Figure contents as structured data
_ _ _ _ _ _ _

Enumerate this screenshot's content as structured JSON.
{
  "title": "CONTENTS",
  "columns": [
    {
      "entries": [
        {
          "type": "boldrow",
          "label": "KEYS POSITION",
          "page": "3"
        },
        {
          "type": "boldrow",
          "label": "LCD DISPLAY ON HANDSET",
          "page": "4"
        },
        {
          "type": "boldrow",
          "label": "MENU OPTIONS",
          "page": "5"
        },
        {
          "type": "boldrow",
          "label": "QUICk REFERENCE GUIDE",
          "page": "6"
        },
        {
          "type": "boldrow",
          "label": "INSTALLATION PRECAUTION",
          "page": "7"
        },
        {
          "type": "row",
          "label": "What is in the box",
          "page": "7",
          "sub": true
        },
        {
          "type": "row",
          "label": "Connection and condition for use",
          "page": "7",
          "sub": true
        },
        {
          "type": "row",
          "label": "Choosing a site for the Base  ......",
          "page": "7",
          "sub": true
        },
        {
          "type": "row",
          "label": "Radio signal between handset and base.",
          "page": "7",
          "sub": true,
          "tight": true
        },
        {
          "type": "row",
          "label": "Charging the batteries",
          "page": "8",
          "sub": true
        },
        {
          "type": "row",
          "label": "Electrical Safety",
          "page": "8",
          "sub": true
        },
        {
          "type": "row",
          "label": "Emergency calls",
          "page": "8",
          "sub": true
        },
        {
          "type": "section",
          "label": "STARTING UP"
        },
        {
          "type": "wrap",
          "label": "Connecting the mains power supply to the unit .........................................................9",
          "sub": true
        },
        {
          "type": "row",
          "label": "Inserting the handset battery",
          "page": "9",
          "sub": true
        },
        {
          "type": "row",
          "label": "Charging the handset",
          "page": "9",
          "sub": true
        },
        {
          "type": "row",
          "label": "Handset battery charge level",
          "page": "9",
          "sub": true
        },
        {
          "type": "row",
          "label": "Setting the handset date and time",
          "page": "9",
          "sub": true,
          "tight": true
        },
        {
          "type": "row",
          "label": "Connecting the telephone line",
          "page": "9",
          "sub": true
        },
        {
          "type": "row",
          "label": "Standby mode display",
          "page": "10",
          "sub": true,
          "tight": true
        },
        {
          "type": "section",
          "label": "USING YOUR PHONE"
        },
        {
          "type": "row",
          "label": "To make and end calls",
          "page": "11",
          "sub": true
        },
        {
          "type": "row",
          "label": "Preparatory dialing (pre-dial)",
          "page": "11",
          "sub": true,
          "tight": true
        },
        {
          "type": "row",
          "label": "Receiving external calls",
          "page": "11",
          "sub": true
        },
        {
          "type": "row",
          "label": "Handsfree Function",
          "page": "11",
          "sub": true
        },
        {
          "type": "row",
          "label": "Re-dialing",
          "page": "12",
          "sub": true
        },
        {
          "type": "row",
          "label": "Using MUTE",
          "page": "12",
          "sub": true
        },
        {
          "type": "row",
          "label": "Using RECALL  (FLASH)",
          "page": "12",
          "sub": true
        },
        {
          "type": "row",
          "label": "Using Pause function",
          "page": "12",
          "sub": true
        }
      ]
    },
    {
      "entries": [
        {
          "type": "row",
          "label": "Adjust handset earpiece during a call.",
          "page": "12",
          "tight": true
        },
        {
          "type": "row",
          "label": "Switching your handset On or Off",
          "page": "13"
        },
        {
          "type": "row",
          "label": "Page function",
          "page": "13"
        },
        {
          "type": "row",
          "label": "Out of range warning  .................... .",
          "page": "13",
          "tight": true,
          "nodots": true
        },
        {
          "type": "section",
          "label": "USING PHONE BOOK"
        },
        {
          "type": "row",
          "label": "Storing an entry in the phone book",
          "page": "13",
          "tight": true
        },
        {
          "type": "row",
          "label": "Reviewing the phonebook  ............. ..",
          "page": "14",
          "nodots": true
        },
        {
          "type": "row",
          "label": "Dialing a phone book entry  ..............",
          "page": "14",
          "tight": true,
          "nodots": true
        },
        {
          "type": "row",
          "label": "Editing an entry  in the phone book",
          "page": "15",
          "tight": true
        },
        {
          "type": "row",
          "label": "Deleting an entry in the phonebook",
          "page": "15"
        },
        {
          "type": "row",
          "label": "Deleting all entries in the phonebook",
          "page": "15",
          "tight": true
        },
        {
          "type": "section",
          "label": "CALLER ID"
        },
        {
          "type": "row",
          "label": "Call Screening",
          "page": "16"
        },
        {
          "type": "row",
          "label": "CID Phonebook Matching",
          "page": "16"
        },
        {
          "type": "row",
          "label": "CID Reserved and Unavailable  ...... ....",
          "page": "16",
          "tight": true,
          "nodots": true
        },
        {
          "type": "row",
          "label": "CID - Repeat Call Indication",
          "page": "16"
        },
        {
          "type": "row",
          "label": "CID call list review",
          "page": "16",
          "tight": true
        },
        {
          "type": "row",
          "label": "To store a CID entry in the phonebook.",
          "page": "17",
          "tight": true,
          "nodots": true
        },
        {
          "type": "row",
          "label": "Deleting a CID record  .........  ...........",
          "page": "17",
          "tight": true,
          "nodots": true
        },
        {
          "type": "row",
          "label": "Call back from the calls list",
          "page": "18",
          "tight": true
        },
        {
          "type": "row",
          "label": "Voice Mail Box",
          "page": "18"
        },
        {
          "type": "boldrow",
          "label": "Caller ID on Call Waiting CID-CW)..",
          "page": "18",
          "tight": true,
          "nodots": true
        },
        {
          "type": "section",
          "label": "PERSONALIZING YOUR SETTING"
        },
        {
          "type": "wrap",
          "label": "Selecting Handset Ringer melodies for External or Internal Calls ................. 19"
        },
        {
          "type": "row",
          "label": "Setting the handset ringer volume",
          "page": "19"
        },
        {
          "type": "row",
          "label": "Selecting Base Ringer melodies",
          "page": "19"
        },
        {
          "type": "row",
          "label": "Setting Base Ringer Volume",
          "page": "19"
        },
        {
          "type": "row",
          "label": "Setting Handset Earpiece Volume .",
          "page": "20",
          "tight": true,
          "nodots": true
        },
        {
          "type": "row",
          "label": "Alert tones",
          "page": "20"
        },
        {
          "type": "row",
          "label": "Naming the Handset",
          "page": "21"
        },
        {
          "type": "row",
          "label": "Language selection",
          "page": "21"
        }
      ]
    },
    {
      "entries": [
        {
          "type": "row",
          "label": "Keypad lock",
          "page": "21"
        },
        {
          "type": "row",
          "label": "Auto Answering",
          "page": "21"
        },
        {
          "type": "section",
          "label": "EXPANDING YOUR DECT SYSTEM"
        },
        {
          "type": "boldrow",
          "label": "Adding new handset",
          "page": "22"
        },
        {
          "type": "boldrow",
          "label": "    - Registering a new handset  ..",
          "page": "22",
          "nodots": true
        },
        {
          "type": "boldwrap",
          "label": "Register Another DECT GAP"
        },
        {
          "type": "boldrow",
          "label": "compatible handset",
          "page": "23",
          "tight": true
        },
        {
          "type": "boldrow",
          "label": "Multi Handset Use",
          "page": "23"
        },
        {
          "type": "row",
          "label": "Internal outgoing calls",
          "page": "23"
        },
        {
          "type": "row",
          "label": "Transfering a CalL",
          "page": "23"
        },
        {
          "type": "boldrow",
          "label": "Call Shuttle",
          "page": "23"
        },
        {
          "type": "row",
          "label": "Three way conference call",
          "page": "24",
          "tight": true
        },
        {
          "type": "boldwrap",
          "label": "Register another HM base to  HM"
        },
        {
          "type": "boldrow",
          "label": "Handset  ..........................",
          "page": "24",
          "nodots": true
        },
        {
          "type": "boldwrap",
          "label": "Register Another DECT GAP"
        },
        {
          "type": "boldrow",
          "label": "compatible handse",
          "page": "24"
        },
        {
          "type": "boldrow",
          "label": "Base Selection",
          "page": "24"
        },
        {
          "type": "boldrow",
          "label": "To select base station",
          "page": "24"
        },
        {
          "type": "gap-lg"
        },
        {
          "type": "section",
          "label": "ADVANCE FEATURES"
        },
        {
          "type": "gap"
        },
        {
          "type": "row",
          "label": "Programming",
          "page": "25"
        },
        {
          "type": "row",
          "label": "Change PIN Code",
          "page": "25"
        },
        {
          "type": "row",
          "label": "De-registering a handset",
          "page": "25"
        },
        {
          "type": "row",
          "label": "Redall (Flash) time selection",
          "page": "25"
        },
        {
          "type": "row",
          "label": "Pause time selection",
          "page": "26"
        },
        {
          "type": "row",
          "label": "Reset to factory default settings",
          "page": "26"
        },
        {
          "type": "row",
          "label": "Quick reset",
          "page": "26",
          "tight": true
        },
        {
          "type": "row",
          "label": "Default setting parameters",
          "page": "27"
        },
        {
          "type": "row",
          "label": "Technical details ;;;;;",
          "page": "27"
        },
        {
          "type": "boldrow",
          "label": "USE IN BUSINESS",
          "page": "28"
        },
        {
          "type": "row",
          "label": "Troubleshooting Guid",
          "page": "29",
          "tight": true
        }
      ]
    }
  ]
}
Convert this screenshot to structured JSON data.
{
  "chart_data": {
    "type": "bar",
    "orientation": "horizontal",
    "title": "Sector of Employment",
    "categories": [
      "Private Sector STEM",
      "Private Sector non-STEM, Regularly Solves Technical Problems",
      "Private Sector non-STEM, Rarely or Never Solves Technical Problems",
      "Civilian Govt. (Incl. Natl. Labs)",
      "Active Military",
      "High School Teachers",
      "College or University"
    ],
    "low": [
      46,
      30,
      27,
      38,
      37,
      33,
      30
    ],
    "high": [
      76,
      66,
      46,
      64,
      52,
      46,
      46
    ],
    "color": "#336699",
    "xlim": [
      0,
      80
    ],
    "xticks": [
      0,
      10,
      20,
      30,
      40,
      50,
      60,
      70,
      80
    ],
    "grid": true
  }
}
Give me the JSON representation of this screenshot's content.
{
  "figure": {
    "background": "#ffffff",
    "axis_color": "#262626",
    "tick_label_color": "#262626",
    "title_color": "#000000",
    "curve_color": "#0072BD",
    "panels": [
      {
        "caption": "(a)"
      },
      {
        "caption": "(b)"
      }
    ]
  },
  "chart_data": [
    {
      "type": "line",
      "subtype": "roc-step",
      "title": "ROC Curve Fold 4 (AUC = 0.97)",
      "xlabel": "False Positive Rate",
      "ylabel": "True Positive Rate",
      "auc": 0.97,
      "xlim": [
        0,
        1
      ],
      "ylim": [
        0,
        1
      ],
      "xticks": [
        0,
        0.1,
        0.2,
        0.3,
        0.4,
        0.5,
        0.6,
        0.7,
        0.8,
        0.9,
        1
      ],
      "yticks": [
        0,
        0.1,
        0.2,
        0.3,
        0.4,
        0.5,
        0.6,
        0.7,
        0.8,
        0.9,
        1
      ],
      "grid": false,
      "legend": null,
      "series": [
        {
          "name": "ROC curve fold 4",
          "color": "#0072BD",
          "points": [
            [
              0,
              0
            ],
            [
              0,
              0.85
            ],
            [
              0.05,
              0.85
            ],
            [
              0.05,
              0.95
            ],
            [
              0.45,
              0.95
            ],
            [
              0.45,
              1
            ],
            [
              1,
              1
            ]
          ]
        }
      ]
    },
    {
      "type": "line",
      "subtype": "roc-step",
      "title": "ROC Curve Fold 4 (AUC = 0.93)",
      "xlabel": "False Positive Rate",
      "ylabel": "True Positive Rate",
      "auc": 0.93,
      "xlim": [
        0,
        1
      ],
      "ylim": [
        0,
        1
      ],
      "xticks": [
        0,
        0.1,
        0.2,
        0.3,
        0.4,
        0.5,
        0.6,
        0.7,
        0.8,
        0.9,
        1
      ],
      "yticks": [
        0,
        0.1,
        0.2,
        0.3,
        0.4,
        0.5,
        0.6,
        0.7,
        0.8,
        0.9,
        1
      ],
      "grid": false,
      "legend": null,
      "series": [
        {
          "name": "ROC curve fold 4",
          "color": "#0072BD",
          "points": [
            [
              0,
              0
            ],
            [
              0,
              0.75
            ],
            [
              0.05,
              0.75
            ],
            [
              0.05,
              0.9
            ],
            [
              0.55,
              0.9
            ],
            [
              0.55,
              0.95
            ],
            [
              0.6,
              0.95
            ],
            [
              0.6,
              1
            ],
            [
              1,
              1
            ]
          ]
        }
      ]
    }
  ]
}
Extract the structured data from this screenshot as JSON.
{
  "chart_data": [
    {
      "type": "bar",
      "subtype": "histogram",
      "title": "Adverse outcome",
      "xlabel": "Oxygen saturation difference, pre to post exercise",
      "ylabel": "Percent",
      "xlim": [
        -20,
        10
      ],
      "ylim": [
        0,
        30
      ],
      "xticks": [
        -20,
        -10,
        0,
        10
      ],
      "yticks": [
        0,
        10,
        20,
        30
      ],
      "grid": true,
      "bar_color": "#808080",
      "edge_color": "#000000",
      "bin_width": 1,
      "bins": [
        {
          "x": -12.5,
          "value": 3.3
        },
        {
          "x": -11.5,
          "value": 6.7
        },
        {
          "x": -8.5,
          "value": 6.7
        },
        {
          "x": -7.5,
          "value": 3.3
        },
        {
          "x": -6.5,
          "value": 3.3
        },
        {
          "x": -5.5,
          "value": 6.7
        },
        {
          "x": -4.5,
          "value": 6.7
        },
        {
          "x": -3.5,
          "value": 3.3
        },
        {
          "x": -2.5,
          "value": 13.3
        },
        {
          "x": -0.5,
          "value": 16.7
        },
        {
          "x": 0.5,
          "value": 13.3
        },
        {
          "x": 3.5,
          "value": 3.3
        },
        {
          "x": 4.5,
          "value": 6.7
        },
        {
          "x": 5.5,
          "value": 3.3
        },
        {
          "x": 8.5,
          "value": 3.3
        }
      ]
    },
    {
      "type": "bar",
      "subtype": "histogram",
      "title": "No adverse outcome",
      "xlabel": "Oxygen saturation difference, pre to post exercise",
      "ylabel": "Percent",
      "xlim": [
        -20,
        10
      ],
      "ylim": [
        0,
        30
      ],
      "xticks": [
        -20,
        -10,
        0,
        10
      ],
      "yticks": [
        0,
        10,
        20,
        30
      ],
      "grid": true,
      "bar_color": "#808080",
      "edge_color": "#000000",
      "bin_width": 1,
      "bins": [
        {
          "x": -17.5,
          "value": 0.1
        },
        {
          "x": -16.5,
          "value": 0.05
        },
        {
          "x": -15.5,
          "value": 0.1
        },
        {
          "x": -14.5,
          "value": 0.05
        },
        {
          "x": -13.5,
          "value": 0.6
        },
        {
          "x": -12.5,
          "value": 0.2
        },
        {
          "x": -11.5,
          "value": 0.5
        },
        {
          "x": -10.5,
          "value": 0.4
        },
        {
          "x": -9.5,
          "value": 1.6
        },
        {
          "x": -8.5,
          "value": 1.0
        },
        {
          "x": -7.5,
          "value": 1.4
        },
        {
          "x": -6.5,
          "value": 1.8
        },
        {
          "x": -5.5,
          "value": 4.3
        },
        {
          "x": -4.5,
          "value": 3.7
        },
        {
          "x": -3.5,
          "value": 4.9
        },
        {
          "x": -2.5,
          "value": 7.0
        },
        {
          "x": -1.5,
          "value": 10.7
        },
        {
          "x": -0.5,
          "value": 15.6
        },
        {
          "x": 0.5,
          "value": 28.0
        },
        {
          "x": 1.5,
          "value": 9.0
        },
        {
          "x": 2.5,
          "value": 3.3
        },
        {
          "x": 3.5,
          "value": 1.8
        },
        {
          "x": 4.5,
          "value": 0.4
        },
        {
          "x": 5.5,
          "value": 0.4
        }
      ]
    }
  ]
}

_ _ _ _ _ _ _

Show every line that contains the word "JSON".

Enumerate this screenshot's content as structured JSON.
Convert this screenshot to structured JSON data.
Give me the JSON representation of this screenshot's content.
Extract the structured data from this screenshot as JSON.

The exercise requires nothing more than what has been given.